Excerpt from a dataset
·····

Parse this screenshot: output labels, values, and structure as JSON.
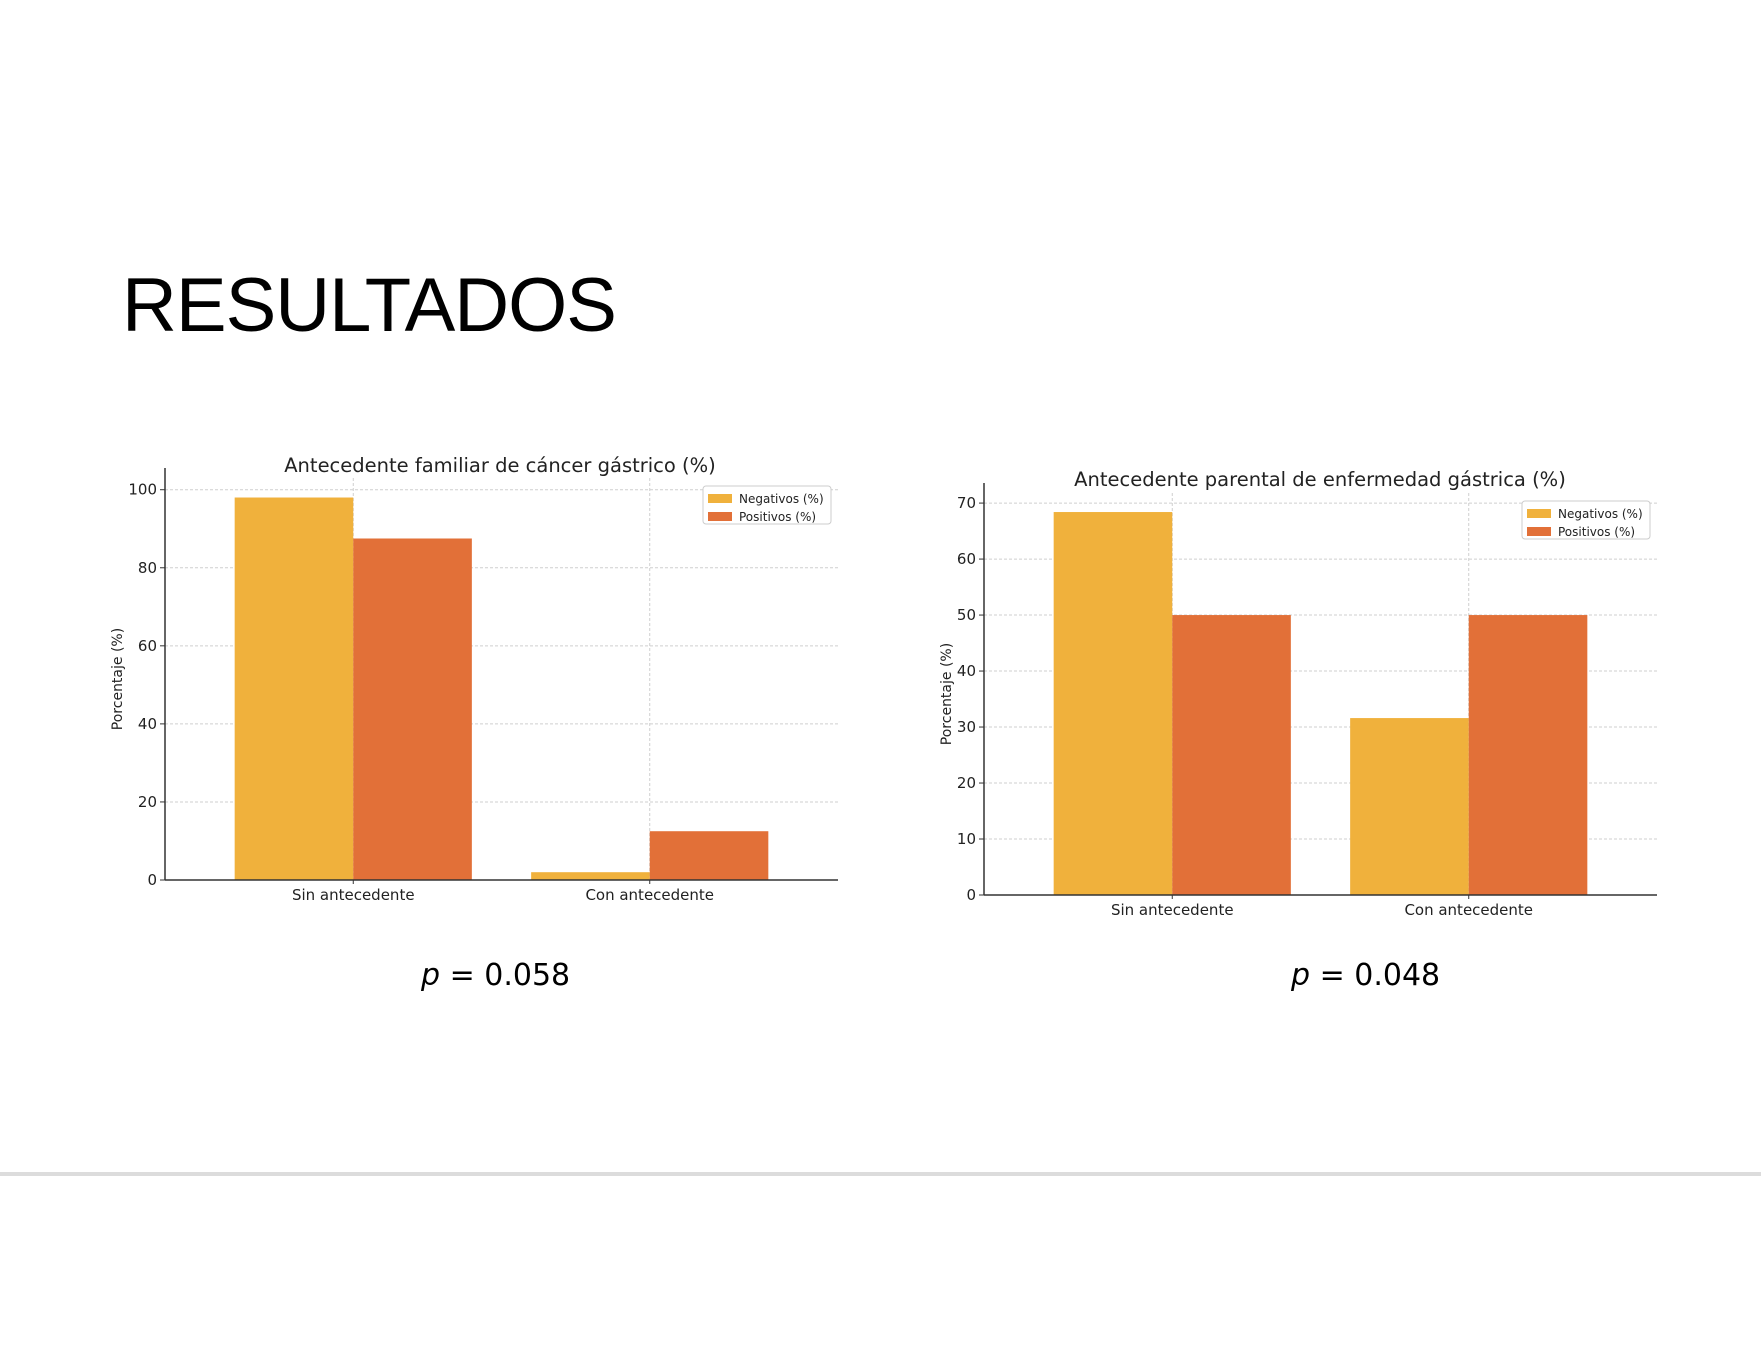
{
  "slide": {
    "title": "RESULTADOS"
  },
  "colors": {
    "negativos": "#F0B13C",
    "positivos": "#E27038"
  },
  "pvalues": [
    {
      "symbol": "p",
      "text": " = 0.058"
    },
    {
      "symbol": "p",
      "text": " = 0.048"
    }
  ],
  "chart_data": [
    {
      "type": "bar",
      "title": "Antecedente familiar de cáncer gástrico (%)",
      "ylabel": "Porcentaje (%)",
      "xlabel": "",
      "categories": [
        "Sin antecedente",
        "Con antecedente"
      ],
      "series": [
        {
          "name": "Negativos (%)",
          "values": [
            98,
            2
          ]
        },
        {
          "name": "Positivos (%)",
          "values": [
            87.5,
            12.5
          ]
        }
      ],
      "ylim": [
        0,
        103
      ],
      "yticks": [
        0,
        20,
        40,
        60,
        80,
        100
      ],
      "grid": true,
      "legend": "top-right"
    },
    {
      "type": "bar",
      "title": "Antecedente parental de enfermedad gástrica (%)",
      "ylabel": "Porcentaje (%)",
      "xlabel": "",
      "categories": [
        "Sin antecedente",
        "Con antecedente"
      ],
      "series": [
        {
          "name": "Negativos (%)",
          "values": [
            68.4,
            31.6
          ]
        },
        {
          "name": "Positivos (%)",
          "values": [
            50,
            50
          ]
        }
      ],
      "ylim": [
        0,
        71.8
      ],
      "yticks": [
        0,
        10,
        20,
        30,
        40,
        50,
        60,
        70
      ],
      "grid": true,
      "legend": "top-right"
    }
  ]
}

·····

What you need to do:
Keep the pictures out of the copy and return the rest of the data above exactly.

Correct output:
Parse this screenshot: output labels, values, and structure as JSON.
{
  "slide": {
    "title": "RESULTADOS"
  },
  "colors": {
    "negativos": "#F0B13C",
    "positivos": "#E27038"
  },
  "pvalues": [
    {
      "symbol": "p",
      "text": " = 0.058"
    },
    {
      "symbol": "p",
      "text": " = 0.048"
    }
  ],
  "chart_data": [
    {
      "type": "bar",
      "title": "Antecedente familiar de cáncer gástrico (%)",
      "ylabel": "Porcentaje (%)",
      "xlabel": "",
      "categories": [
        "Sin antecedente",
        "Con antecedente"
      ],
      "series": [
        {
          "name": "Negativos (%)",
          "values": [
            98,
            2
          ]
        },
        {
          "name": "Positivos (%)",
          "values": [
            87.5,
            12.5
          ]
        }
      ],
      "ylim": [
        0,
        103
      ],
      "yticks": [
        0,
        20,
        40,
        60,
        80,
        100
      ],
      "grid": true,
      "legend": "top-right"
    },
    {
      "type": "bar",
      "title": "Antecedente parental de enfermedad gástrica (%)",
      "ylabel": "Porcentaje (%)",
      "xlabel": "",
      "categories": [
        "Sin antecedente",
        "Con antecedente"
      ],
      "series": [
        {
          "name": "Negativos (%)",
          "values": [
            68.4,
            31.6
          ]
        },
        {
          "name": "Positivos (%)",
          "values": [
            50,
            50
          ]
        }
      ],
      "ylim": [
        0,
        71.8
      ],
      "yticks": [
        0,
        10,
        20,
        30,
        40,
        50,
        60,
        70
      ],
      "grid": true,
      "legend": "top-right"
    }
  ]
}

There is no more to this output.